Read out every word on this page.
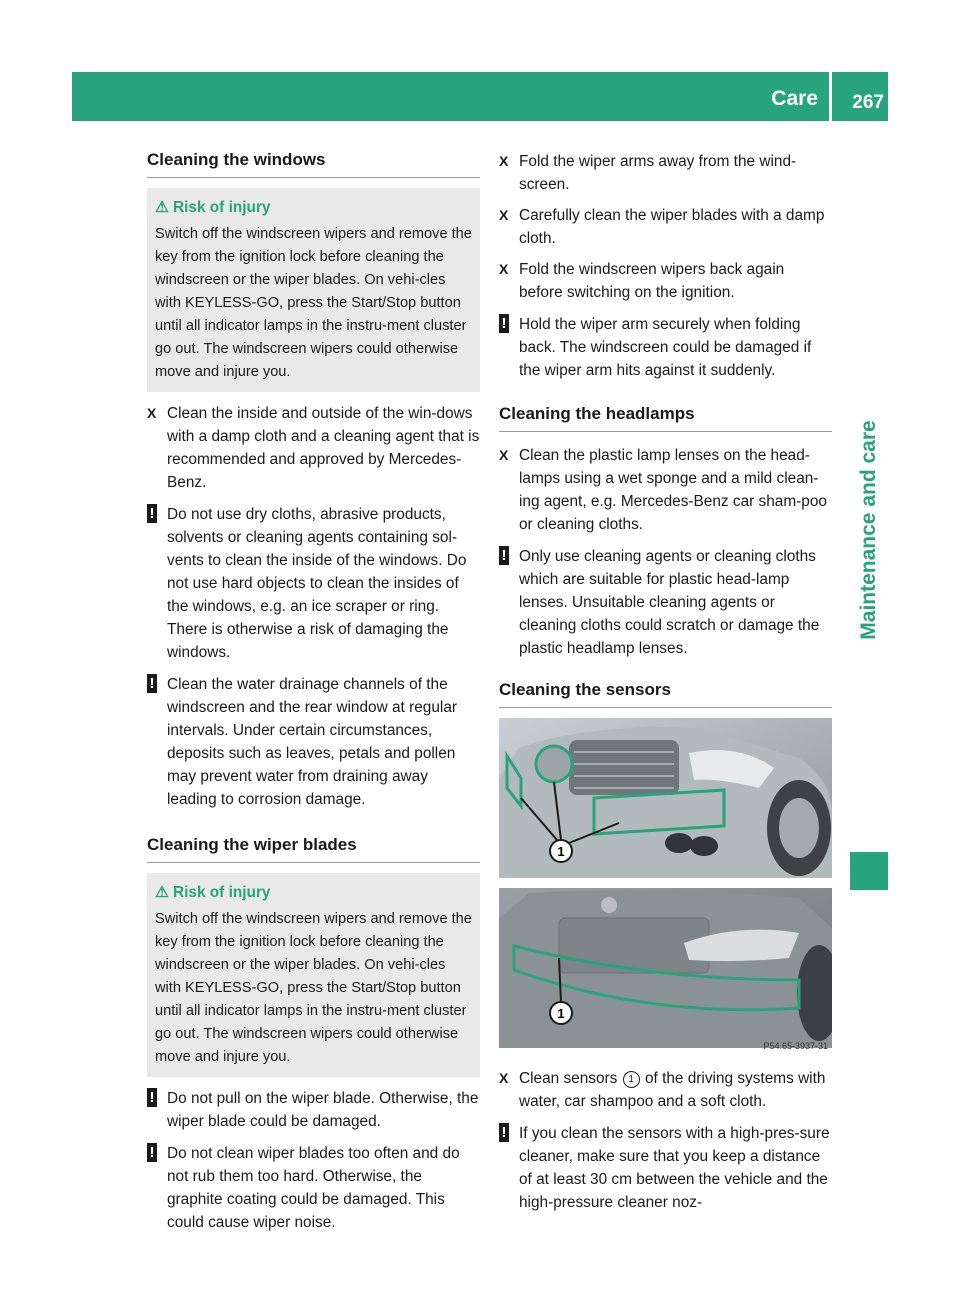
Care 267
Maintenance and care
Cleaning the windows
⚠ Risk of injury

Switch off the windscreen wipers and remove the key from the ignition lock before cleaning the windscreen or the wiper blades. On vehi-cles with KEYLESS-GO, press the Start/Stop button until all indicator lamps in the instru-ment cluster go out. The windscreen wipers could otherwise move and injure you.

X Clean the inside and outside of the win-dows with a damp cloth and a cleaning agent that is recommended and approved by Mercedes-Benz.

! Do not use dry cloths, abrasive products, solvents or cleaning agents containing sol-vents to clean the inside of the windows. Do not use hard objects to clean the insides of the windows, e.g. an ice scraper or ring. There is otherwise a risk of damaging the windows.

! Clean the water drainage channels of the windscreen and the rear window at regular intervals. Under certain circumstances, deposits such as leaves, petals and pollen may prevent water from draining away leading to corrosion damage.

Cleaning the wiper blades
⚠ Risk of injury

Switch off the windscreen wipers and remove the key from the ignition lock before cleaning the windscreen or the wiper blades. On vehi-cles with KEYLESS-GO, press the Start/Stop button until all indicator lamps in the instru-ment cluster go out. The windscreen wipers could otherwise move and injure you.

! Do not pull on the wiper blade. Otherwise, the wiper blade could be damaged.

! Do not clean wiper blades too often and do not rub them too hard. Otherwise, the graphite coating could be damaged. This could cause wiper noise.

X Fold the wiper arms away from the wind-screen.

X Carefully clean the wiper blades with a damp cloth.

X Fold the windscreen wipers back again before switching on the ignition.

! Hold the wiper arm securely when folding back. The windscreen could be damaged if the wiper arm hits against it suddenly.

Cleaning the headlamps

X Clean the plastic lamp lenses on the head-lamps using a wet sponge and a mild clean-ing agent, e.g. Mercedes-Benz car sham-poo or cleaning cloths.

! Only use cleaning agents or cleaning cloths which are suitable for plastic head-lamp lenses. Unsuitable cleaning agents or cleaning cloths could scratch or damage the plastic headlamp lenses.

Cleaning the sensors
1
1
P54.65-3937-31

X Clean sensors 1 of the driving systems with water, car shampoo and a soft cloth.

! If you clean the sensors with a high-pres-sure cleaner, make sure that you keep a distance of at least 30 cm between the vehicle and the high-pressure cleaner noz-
===
Task prompt: Output the data above without changes, apart from leaving out the pictures.

Full output:
Read out every word on this page.
Care 267
Maintenance and care
Cleaning the windows
⚠ Risk of injury

Switch off the windscreen wipers and remove the key from the ignition lock before cleaning the windscreen or the wiper blades. On vehi-cles with KEYLESS-GO, press the Start/Stop button until all indicator lamps in the instru-ment cluster go out. The windscreen wipers could otherwise move and injure you.

X Clean the inside and outside of the win-dows with a damp cloth and a cleaning agent that is recommended and approved by Mercedes-Benz.

! Do not use dry cloths, abrasive products, solvents or cleaning agents containing sol-vents to clean the inside of the windows. Do not use hard objects to clean the insides of the windows, e.g. an ice scraper or ring. There is otherwise a risk of damaging the windows.

! Clean the water drainage channels of the windscreen and the rear window at regular intervals. Under certain circumstances, deposits such as leaves, petals and pollen may prevent water from draining away leading to corrosion damage.

Cleaning the wiper blades
⚠ Risk of injury

Switch off the windscreen wipers and remove the key from the ignition lock before cleaning the windscreen or the wiper blades. On vehi-cles with KEYLESS-GO, press the Start/Stop button until all indicator lamps in the instru-ment cluster go out. The windscreen wipers could otherwise move and injure you.

! Do not pull on the wiper blade. Otherwise, the wiper blade could be damaged.

! Do not clean wiper blades too often and do not rub them too hard. Otherwise, the graphite coating could be damaged. This could cause wiper noise.

X Fold the wiper arms away from the wind-screen.

X Carefully clean the wiper blades with a damp cloth.

X Fold the windscreen wipers back again before switching on the ignition.

! Hold the wiper arm securely when folding back. The windscreen could be damaged if the wiper arm hits against it suddenly.

Cleaning the headlamps

X Clean the plastic lamp lenses on the head-lamps using a wet sponge and a mild clean-ing agent, e.g. Mercedes-Benz car sham-poo or cleaning cloths.

! Only use cleaning agents or cleaning cloths which are suitable for plastic head-lamp lenses. Unsuitable cleaning agents or cleaning cloths could scratch or damage the plastic headlamp lenses.

Cleaning the sensors
1
1
P54.65-3937-31

X Clean sensors 1 of the driving systems with water, car shampoo and a soft cloth.

! If you clean the sensors with a high-pres-sure cleaner, make sure that you keep a distance of at least 30 cm between the vehicle and the high-pressure cleaner noz-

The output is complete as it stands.